## PROBLEM DESCRIPTION
Please print all of the material below, word for word.

## INPUT DATA
--------

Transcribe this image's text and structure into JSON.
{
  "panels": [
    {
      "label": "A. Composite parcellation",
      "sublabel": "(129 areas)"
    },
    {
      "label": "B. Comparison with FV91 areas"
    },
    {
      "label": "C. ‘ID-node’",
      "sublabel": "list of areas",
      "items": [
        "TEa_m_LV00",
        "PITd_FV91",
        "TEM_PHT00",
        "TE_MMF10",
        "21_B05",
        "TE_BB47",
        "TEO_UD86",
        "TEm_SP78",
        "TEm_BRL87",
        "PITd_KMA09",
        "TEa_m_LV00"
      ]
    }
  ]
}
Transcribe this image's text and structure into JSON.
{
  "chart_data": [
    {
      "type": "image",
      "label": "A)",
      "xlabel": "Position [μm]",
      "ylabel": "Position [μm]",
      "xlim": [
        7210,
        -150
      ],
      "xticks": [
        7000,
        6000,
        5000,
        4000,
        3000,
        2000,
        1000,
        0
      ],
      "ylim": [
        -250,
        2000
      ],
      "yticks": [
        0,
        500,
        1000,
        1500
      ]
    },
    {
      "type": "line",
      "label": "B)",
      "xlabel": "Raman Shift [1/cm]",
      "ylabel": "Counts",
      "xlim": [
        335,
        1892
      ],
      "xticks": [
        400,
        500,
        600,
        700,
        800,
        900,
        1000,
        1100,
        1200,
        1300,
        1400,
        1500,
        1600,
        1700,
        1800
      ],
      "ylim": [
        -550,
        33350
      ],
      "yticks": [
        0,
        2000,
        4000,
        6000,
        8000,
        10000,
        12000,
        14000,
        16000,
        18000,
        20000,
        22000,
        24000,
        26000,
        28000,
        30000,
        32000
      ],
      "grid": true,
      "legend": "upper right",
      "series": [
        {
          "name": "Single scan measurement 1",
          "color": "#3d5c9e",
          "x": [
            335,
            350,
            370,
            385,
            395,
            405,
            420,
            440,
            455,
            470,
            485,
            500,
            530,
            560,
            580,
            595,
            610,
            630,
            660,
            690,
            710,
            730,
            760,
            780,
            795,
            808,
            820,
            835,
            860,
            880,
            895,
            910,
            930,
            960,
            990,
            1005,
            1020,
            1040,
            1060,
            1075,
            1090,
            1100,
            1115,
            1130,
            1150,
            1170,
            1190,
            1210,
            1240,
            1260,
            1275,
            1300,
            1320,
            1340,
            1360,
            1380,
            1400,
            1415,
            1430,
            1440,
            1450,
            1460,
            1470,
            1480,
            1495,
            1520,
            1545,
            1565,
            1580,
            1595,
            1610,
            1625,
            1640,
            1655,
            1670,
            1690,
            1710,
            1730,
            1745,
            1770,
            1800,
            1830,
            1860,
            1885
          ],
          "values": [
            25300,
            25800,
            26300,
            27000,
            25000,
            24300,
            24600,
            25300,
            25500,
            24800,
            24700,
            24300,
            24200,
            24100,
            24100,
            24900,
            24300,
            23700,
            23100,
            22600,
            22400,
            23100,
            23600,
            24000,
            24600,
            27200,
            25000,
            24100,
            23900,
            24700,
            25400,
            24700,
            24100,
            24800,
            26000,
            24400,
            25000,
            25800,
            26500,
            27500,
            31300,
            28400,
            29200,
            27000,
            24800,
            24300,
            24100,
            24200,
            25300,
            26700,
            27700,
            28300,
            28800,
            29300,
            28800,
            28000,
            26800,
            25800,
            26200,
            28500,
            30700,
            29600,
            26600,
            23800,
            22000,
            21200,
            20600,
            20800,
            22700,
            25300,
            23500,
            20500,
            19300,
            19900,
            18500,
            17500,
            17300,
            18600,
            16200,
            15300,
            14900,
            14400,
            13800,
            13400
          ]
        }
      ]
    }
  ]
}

--------

## RESPONSE TO THE EXERCISE
Transcribe this image's text and structure into JSON.
{
  "panels": [
    {
      "label": "A. Composite parcellation",
      "sublabel": "(129 areas)"
    },
    {
      "label": "B. Comparison with FV91 areas"
    },
    {
      "label": "C. ‘ID-node’",
      "sublabel": "list of areas",
      "items": [
        "TEa_m_LV00",
        "PITd_FV91",
        "TEM_PHT00",
        "TE_MMF10",
        "21_B05",
        "TE_BB47",
        "TEO_UD86",
        "TEm_SP78",
        "TEm_BRL87",
        "PITd_KMA09",
        "TEa_m_LV00"
      ]
    }
  ]
}
Transcribe this image's text and structure into JSON.
{
  "chart_data": [
    {
      "type": "image",
      "label": "A)",
      "xlabel": "Position [μm]",
      "ylabel": "Position [μm]",
      "xlim": [
        7210,
        -150
      ],
      "xticks": [
        7000,
        6000,
        5000,
        4000,
        3000,
        2000,
        1000,
        0
      ],
      "ylim": [
        -250,
        2000
      ],
      "yticks": [
        0,
        500,
        1000,
        1500
      ]
    },
    {
      "type": "line",
      "label": "B)",
      "xlabel": "Raman Shift [1/cm]",
      "ylabel": "Counts",
      "xlim": [
        335,
        1892
      ],
      "xticks": [
        400,
        500,
        600,
        700,
        800,
        900,
        1000,
        1100,
        1200,
        1300,
        1400,
        1500,
        1600,
        1700,
        1800
      ],
      "ylim": [
        -550,
        33350
      ],
      "yticks": [
        0,
        2000,
        4000,
        6000,
        8000,
        10000,
        12000,
        14000,
        16000,
        18000,
        20000,
        22000,
        24000,
        26000,
        28000,
        30000,
        32000
      ],
      "grid": true,
      "legend": "upper right",
      "series": [
        {
          "name": "Single scan measurement 1",
          "color": "#3d5c9e",
          "x": [
            335,
            350,
            370,
            385,
            395,
            405,
            420,
            440,
            455,
            470,
            485,
            500,
            530,
            560,
            580,
            595,
            610,
            630,
            660,
            690,
            710,
            730,
            760,
            780,
            795,
            808,
            820,
            835,
            860,
            880,
            895,
            910,
            930,
            960,
            990,
            1005,
            1020,
            1040,
            1060,
            1075,
            1090,
            1100,
            1115,
            1130,
            1150,
            1170,
            1190,
            1210,
            1240,
            1260,
            1275,
            1300,
            1320,
            1340,
            1360,
            1380,
            1400,
            1415,
            1430,
            1440,
            1450,
            1460,
            1470,
            1480,
            1495,
            1520,
            1545,
            1565,
            1580,
            1595,
            1610,
            1625,
            1640,
            1655,
            1670,
            1690,
            1710,
            1730,
            1745,
            1770,
            1800,
            1830,
            1860,
            1885
          ],
          "values": [
            25300,
            25800,
            26300,
            27000,
            25000,
            24300,
            24600,
            25300,
            25500,
            24800,
            24700,
            24300,
            24200,
            24100,
            24100,
            24900,
            24300,
            23700,
            23100,
            22600,
            22400,
            23100,
            23600,
            24000,
            24600,
            27200,
            25000,
            24100,
            23900,
            24700,
            25400,
            24700,
            24100,
            24800,
            26000,
            24400,
            25000,
            25800,
            26500,
            27500,
            31300,
            28400,
            29200,
            27000,
            24800,
            24300,
            24100,
            24200,
            25300,
            26700,
            27700,
            28300,
            28800,
            29300,
            28800,
            28000,
            26800,
            25800,
            26200,
            28500,
            30700,
            29600,
            26600,
            23800,
            22000,
            21200,
            20600,
            20800,
            22700,
            25300,
            23500,
            20500,
            19300,
            19900,
            18500,
            17500,
            17300,
            18600,
            16200,
            15300,
            14900,
            14400,
            13800,
            13400
          ]
        }
      ]
    }
  ]
}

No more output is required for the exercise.